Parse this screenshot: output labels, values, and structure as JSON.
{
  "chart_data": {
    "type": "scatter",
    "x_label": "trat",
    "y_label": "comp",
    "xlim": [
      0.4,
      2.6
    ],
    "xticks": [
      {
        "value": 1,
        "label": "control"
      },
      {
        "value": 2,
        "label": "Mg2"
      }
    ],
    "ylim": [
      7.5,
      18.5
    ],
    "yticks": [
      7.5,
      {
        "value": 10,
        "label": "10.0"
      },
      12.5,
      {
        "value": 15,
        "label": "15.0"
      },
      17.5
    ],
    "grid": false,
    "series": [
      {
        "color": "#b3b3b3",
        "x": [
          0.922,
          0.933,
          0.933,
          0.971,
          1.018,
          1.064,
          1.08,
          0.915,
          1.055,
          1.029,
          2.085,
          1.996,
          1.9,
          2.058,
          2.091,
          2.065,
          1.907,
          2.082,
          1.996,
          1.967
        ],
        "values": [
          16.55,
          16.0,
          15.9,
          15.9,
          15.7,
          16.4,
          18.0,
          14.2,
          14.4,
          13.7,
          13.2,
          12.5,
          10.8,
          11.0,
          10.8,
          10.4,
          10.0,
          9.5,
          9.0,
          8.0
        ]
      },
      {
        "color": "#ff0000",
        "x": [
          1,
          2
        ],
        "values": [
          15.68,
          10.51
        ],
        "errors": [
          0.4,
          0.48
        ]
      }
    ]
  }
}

• _Short exercise_:
Type out the entries again, word for word.

• _Solution to the exercise_:
Parse this screenshot: output labels, values, and structure as JSON.
{
  "chart_data": {
    "type": "scatter",
    "x_label": "trat",
    "y_label": "comp",
    "xlim": [
      0.4,
      2.6
    ],
    "xticks": [
      {
        "value": 1,
        "label": "control"
      },
      {
        "value": 2,
        "label": "Mg2"
      }
    ],
    "ylim": [
      7.5,
      18.5
    ],
    "yticks": [
      7.5,
      {
        "value": 10,
        "label": "10.0"
      },
      12.5,
      {
        "value": 15,
        "label": "15.0"
      },
      17.5
    ],
    "grid": false,
    "series": [
      {
        "color": "#b3b3b3",
        "x": [
          0.922,
          0.933,
          0.933,
          0.971,
          1.018,
          1.064,
          1.08,
          0.915,
          1.055,
          1.029,
          2.085,
          1.996,
          1.9,
          2.058,
          2.091,
          2.065,
          1.907,
          2.082,
          1.996,
          1.967
        ],
        "values": [
          16.55,
          16.0,
          15.9,
          15.9,
          15.7,
          16.4,
          18.0,
          14.2,
          14.4,
          13.7,
          13.2,
          12.5,
          10.8,
          11.0,
          10.8,
          10.4,
          10.0,
          9.5,
          9.0,
          8.0
        ]
      },
      {
        "color": "#ff0000",
        "x": [
          1,
          2
        ],
        "values": [
          15.68,
          10.51
        ],
        "errors": [
          0.4,
          0.48
        ]
      }
    ]
  }
}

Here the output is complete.